OBJECTIVE: From the entries that follow, list every line in which the string "frontier" appears.

━━━━━ INPUT FOR THIS TASK ━━━━━

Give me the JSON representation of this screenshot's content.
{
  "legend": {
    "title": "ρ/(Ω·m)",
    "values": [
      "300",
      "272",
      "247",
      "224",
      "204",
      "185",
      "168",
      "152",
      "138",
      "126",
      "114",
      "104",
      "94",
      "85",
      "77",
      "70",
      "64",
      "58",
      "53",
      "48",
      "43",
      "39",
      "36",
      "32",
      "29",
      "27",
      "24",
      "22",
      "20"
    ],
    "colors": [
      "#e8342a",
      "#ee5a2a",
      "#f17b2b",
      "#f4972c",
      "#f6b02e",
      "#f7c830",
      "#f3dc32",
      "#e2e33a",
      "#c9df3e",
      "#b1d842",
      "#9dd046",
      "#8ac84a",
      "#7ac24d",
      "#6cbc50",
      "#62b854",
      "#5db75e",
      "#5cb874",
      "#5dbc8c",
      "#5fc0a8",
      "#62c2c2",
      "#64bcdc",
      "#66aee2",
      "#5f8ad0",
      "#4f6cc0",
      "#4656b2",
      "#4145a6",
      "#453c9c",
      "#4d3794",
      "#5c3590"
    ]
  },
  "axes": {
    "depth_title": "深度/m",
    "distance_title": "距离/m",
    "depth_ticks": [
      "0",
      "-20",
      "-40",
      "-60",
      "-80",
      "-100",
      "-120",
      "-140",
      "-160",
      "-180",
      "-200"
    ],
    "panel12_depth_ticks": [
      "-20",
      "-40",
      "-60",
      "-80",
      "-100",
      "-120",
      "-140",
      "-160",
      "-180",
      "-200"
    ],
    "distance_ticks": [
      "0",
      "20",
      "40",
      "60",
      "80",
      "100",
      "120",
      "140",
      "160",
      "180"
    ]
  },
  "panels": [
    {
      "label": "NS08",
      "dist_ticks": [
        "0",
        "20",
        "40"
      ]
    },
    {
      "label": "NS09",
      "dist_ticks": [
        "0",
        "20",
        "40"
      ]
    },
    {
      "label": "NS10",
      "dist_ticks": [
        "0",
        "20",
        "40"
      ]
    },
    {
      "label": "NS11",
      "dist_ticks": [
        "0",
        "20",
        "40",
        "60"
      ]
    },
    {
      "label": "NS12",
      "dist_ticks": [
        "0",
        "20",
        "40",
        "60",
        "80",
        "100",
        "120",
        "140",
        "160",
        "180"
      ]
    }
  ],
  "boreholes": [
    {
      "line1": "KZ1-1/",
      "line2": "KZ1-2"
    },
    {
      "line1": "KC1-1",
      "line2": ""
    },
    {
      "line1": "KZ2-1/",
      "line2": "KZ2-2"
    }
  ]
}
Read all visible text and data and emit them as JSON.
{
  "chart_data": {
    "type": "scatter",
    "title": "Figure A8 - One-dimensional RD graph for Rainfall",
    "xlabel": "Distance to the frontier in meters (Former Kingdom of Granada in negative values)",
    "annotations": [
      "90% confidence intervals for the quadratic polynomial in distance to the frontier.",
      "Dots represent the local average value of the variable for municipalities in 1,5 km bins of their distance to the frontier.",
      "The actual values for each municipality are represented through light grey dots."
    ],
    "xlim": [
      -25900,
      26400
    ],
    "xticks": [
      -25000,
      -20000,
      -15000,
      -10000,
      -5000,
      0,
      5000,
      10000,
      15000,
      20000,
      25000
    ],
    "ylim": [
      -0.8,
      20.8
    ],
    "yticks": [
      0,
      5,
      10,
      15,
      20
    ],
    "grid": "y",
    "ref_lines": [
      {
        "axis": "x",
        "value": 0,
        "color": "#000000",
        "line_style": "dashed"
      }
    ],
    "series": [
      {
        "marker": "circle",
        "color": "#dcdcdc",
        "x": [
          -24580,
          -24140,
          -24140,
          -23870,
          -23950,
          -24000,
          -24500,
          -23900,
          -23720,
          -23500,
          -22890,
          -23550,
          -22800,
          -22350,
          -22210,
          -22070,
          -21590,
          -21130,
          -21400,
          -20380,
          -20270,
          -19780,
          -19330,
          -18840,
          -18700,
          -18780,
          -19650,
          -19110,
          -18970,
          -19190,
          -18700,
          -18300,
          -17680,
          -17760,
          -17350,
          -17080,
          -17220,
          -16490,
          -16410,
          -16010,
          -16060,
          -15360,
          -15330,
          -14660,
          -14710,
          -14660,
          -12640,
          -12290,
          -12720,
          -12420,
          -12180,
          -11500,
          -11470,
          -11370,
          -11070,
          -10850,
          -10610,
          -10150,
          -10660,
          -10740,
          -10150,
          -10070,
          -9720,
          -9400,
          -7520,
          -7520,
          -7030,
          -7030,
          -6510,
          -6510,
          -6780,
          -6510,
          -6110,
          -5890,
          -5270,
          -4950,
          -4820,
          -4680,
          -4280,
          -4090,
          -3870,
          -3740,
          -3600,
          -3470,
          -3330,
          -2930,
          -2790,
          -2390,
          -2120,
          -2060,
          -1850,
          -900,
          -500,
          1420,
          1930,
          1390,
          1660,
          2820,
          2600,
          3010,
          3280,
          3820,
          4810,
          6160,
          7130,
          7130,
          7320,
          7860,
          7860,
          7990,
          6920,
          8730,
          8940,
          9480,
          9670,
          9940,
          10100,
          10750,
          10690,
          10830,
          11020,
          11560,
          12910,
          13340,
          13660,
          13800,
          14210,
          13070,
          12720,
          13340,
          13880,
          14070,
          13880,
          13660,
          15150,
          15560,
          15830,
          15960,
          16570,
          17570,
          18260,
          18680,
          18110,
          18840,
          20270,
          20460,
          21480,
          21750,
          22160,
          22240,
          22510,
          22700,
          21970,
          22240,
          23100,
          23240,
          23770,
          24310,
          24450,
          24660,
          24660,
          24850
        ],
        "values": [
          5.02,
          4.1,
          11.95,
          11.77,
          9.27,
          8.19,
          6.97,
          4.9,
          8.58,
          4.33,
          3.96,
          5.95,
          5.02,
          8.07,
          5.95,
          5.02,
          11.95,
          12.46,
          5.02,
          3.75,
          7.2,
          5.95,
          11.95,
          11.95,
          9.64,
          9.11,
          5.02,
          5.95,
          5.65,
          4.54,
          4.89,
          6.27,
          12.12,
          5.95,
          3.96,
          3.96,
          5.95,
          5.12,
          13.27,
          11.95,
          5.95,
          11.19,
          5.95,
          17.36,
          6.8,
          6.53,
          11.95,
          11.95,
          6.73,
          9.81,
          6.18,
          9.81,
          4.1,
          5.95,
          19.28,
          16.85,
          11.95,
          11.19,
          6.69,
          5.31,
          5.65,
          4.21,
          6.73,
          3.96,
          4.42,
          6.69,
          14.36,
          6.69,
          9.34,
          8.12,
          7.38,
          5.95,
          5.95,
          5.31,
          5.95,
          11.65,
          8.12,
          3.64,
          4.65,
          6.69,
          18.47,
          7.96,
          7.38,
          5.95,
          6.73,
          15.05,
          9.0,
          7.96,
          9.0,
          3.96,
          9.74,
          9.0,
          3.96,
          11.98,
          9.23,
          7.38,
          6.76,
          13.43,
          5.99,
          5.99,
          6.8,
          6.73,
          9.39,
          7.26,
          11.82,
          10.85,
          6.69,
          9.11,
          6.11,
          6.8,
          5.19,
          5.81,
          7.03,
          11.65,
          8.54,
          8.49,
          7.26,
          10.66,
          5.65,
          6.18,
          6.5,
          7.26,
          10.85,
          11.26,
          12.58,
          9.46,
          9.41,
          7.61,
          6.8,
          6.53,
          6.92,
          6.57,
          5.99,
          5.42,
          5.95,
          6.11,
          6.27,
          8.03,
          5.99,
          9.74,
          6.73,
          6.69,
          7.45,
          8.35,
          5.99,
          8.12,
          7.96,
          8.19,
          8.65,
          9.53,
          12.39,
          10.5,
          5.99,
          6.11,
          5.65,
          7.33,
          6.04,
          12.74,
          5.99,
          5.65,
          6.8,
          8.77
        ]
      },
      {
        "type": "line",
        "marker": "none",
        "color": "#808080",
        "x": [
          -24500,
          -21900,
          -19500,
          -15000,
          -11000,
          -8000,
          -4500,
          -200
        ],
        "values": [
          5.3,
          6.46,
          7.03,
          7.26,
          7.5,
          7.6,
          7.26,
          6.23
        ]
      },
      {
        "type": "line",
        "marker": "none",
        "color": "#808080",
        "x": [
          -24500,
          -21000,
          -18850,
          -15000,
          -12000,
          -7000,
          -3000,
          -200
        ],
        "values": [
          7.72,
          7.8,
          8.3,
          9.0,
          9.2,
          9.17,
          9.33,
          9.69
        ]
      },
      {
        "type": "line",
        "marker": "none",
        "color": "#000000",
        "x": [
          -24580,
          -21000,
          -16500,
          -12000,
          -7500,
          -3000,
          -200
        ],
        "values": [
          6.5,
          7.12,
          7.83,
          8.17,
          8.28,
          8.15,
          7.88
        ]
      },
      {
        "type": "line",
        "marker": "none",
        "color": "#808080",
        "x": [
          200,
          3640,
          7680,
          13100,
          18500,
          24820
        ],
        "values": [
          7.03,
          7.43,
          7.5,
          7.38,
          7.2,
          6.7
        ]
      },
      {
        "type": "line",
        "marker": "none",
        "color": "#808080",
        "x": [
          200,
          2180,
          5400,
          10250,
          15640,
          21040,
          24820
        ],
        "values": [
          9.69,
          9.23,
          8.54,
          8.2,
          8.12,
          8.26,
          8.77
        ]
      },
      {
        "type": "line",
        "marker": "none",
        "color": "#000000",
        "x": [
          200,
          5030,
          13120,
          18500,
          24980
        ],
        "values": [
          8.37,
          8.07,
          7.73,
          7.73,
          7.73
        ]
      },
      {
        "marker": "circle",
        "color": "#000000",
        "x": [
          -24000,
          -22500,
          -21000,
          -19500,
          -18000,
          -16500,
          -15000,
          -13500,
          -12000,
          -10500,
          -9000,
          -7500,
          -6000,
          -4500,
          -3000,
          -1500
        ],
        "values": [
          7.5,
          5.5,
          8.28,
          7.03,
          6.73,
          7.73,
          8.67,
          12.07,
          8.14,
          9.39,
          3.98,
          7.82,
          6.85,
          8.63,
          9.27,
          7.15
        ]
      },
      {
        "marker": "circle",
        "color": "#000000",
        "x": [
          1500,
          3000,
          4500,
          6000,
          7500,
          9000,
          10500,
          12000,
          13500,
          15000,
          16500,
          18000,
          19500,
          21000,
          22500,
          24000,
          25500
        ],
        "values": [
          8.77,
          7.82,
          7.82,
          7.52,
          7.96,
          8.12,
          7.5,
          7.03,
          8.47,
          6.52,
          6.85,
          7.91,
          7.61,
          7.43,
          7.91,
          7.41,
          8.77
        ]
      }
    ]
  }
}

━━━━━

FINISHED EXERCISE:
    "xlabel": "Distance to the frontier in meters (Former Kingdom of Granada in negative values)",
      "90% confidence intervals for the quadratic polynomial in distance to the frontier.",
      "Dots represent the local average value of the variable for municipalities in 1,5 km bins of their distance to the frontier.",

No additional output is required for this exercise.